_文書抜粋_
%%
漸く細くて薄い踏み跡が切り返して登っているを発見して這い登る。と、
目の前に赤テープ。ルートに間違いないと確信。



さて、ここから高みに直登も考えたが傾斜が凄いので左前方に見える稜線を目指すと



再び赤テープ、ルートに間違いは無い。



斜面を斜めに登りながら踏み跡を辿ると今度はキラキラの目印、これは頂上まで
絶えることなく付けられていて大いに助かったーーと言うより此れが無かったら
登頂は多分不能だったろう。



今度は木の杭、何かが掲示されていた痕がある。撤退に備えて赤鉢巻をして目印とした。



方向を左前方に決めて一気に稜線に到達すると何と目の前に道標。
右上に誘導しているのか、左から登ってきての途中目印か?



一直線ではあるが傾斜の厳しい尾根道を進むと、目の前に巨大岩。いや、良く
脇を見ると単純な岩ではなくずっと上まで続く巨大な岩帯だ。



左右どちらにも踏み跡がある気配だが何となく左を選んだらさっきのキラキラリボン。



安心して進んだらいきなり左が鋭く落ち込んだ際どい道でロープ付き。
下地が極端なくらい軟らかくズルズルと落ちるので体をロープより山手
にいれて慎重。



傾斜地を冷や汗出して通過したら今度は圧迫感のある岩の下を中腰で。



やっとロープは終わったがこんな断崖の上に登る羽目になつて上に着いてから思わず
座り込む。



岩帯の上に着くと又目印がヒラヒラと出迎える。この後は東から西に向かって
等高線の混み合った小尾根の一本登りが待っていた。



右上方に小尾根が合流しそうなのが遠望できたが、幾ら登っても近づかない感じで
息継ぎ休止が頻繁。



漸く、正面に城址の腰曲輪らしきものが見えで元気が出る。



曲輪に立つともう本丸が一段上に見える。



そして、本丸到着(12.22)。標識の裏が見えるので完全に東ルートの成功だ。



標識はすかいさんの物を含めて低山にしては異例の多さ。









登山口で見たと同じの木の杭があつた。



落下している標識の中から丁度切り込みサイズに合う物を探したらこれだった。



城址由来説明の看板も地に落ちていた。
%%
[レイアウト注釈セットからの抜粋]
%%
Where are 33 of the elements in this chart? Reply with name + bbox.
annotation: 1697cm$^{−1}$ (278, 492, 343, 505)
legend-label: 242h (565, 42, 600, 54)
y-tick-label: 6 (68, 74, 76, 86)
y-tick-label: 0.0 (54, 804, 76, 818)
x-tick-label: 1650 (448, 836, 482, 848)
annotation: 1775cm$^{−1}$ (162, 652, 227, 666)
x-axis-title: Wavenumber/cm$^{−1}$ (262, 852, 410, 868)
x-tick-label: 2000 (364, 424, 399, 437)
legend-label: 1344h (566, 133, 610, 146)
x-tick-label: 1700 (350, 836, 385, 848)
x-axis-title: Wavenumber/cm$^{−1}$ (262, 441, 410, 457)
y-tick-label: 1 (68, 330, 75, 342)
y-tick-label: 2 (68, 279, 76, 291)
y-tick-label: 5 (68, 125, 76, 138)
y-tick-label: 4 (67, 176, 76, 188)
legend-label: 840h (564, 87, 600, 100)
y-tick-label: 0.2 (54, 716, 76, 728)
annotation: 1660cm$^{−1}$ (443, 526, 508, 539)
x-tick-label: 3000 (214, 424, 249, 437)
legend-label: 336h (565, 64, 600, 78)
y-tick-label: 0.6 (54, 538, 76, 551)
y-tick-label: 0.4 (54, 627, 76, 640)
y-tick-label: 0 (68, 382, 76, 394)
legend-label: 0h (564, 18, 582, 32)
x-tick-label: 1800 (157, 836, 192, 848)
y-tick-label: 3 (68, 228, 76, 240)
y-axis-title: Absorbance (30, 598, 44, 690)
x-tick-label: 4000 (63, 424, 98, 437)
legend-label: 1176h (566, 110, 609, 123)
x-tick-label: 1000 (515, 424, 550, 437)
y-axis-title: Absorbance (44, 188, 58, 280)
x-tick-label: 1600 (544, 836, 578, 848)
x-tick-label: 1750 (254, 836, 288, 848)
%%
_作業内容_
1. 城址への登山の文章について、次の問いに答えてください。
(a) 稜線に到達したとき、目の前に何がありましたか？
(b) 撤退に備えて、目印として何をしましたか？
(c) 本丸に到着した時刻はいつですか？
2. 城址への登山の文章のうち、「斜面を斜めに登りながら踏み跡を辿ると今度はキラキラの目印、これは頂上まで」で始まり「方向を左前方に決めて一気に稜線に到達すると何と目の前に道標。」までの部分をそのまま書き写してください。
3. 城址への登山の文章を、途切れたところから先へ書き進めてください。
記録は城址への登山の文章とは別の資料です。

_解答_
1.
(a) 道標
(b) 赤鉢巻をした
(c) 12.22

2.
斜面を斜めに登りながら踏み跡を辿ると今度はキラキラの目印、これは頂上まで
絶えることなく付けられていて大いに助かったーーと言うより此れが無かったら
登頂は多分不能だったろう。



今度は木の杭、何かが掲示されていた痕がある。撤退に備えて赤鉢巻をして目印とした。



方向を左前方に決めて一気に稜線に到達すると何と目の前に道標。

3.
別途、爺イのメモから記すと
碓氷郡誌には
「この城の創建は建久四年、頼朝が浅間三原野に狩を催した時、砦を此処に築いて
飽間太郎勝正を封じたのが始まり。爾後、累世の居城としたが後胤の飽間三郎勝成が
観応二年、新田義宗に従って笛吹(うすい)峠で足利軍と戦って討ち死。
其の末裔飽間三郎勝俊の代となった時、内出城に転住したために、
その後空き城となった処より、漸次廃絶するに至った」とあるが城塞研究の
第一人者である山崎一氏はその著書・群馬県古城塁史の研究下巻」のP-183で
「築城形式からして鎌倉初期のものではなく南北朝時代のものと判断している。

少々、歴史好きの爺イの蛇足を加えると「建久四年とは1193年、前年に
征夷大将軍になり鎌倉幕府を立てた頼朝にとって絶頂期。この年は有名な
富士の裾野の大巻狩りが催され後年、作者不明ながら曽我兄弟の仇討ちを
テーマにした「曽我物語」を生み全国にその関連伝承が伝播した。
赤穂浪士の討ち入りと伊賀越えの仇討ちに並ぶ、日本三大仇討ちの一つとされるが。
三原野の巻狩りはこの「物語」の中のことで実際にあったかどうかの確証は無い。
新田義宗(1331-1368)とは悲劇の名将・新田義貞の三男、父親が1338年に
敗死してから越後の新田一族に匿われて嫡子として成長。成人すると兄義興、
従弟の脇屋義治(義貞弟の脇屋儀助の子)らと越後、関東で宮方を指揮し南朝を
守るため執拗に北朝側の足利に抵抗した武将。
勝成が戦死した笛吹峠の戦いとは現在の旧軽井沢の辺で1352年の事。
この頃は勿論南北朝の真っ最中で天皇二人、年号二つという内乱激化の時。
内出城とは吾妻の「川戸・内出城」と区別して「上野・内出城」と云われる城址で
安中榛名駅と秋間小の中間にある。

尚、飽間は「あくま・あきま」と読む。秋間にある東上秋間の鎮守「飽馬神社」に
拠ると日本武尊の東征の時、この伊勢森に憩い御馬に飽かせ給いて、伊勢の
大神を祀り「飽馬ノ神社」と称し鎮座し「秋間」の地名の起こりとされている。
内出の飽間氏は1403年に丸亀に転出とされるが確証も無いので戦国時代の
安中武士団の中に居た「秋間七騎」と呼ばれる武士団が其の末裔ならロマンありだ。

軽食と休憩。本日の中日戦はデイゲームなのでのんびりもしていられずに下山開始(12.44)。


帰路は馴れた南コース、一段下ると直ぐに赤テープで何となく踏み跡に誘導される。



やや蛇行しながら斜めに斜面を下るがここでもキラキラ目印があり大助かり。



真ん中の太目の樹幹の赤テープで安心して進む。



大岩二つ、往路の岩帯に比べればお愛想程度。



ポツンと石宮が一つ、登路に現れるが銘は読めない。



ルンルンで下ったら意外な小尾根の分岐、軽く考えて左を選択したらかなり下で
断崖でブチ切れ。仕方なく登り返しで分岐を目指す。



分岐手前で隣の小尾根にショートカットしたら此方にリボン。



今度は間違いない尾根の一本下り、やがてこんな家庭用と思われる老朽した
アンテナを過ぎると先方下に車道が見えて一安心。



と、とんと林道に飛び出し左に回る。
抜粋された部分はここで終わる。